##### GIVEN ENTRIES
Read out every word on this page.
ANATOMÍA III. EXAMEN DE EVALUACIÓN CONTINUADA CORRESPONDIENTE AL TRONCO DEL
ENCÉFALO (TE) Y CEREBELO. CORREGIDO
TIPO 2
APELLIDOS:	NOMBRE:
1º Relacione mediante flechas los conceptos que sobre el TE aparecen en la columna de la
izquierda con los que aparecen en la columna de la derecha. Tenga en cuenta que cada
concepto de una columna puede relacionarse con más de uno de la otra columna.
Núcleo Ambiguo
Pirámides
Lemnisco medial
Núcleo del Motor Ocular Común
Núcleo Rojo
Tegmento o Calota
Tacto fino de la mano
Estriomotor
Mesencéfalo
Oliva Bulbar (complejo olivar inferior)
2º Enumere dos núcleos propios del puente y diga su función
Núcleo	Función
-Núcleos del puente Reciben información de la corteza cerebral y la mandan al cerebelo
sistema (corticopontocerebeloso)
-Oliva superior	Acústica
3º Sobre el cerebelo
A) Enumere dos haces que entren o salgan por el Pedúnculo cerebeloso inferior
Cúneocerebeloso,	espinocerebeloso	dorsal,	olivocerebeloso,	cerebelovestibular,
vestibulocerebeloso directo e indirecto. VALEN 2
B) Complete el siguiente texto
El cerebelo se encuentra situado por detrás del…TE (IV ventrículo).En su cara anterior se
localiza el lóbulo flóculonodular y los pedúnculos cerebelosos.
##########
### STATED GOAL
List each line of the records that holds the string "aparecen".

### RESULT
1º Relacione mediante flechas los conceptos que sobre el TE aparecen en la columna de la
izquierda con los que aparecen en la columna de la derecha. Tenga en cuenta que cada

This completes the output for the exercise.